Figure data in JSON
# # # # #

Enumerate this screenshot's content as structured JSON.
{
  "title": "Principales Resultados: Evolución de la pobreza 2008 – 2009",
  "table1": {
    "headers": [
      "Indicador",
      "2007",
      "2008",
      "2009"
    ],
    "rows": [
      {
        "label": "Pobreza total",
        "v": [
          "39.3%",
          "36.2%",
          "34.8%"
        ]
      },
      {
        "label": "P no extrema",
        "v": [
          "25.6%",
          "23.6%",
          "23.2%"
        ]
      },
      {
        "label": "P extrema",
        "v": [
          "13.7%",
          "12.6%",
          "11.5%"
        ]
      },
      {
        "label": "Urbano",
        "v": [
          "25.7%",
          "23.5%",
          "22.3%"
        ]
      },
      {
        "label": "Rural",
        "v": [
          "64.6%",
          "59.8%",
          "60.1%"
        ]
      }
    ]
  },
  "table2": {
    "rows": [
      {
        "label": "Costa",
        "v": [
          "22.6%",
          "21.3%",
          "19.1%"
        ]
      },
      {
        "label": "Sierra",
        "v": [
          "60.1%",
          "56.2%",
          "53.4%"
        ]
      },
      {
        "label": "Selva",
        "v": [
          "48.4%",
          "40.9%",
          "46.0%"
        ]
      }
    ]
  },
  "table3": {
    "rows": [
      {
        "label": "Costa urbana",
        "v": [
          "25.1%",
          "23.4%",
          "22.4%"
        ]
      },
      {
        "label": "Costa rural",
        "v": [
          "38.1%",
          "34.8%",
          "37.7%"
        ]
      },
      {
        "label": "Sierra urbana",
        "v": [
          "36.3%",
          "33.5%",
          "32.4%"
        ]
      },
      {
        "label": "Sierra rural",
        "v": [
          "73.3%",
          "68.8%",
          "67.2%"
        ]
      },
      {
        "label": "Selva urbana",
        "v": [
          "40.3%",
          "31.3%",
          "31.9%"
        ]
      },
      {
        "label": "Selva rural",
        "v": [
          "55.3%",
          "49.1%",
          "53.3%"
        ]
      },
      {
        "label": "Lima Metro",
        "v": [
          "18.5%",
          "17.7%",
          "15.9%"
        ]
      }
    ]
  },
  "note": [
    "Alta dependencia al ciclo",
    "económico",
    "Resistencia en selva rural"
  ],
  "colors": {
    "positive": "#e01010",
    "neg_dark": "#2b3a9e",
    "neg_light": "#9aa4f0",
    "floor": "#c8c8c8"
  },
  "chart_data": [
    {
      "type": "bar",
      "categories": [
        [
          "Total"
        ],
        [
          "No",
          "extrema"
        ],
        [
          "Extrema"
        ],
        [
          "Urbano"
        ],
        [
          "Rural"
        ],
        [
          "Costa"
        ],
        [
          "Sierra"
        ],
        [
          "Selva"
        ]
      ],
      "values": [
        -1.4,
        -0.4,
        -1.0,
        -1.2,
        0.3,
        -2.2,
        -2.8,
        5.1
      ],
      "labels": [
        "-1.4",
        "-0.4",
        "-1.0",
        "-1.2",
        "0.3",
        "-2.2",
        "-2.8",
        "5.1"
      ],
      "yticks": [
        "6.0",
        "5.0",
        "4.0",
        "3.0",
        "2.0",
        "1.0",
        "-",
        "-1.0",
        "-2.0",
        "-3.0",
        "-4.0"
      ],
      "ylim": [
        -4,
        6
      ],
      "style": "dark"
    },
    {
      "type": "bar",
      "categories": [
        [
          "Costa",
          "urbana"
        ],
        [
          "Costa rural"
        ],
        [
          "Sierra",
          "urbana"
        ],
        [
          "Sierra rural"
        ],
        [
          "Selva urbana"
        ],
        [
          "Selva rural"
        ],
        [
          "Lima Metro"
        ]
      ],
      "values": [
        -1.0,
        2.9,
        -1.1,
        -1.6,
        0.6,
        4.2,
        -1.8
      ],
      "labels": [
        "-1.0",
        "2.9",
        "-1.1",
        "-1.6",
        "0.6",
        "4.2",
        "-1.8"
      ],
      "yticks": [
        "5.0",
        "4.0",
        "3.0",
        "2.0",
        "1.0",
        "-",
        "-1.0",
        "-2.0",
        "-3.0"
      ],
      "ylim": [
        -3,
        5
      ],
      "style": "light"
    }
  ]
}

# # # # #

» **Task statement**:
Tally how many lines in the material above hold the word "Sierra". Write only that number.

» **Response to this task**:
6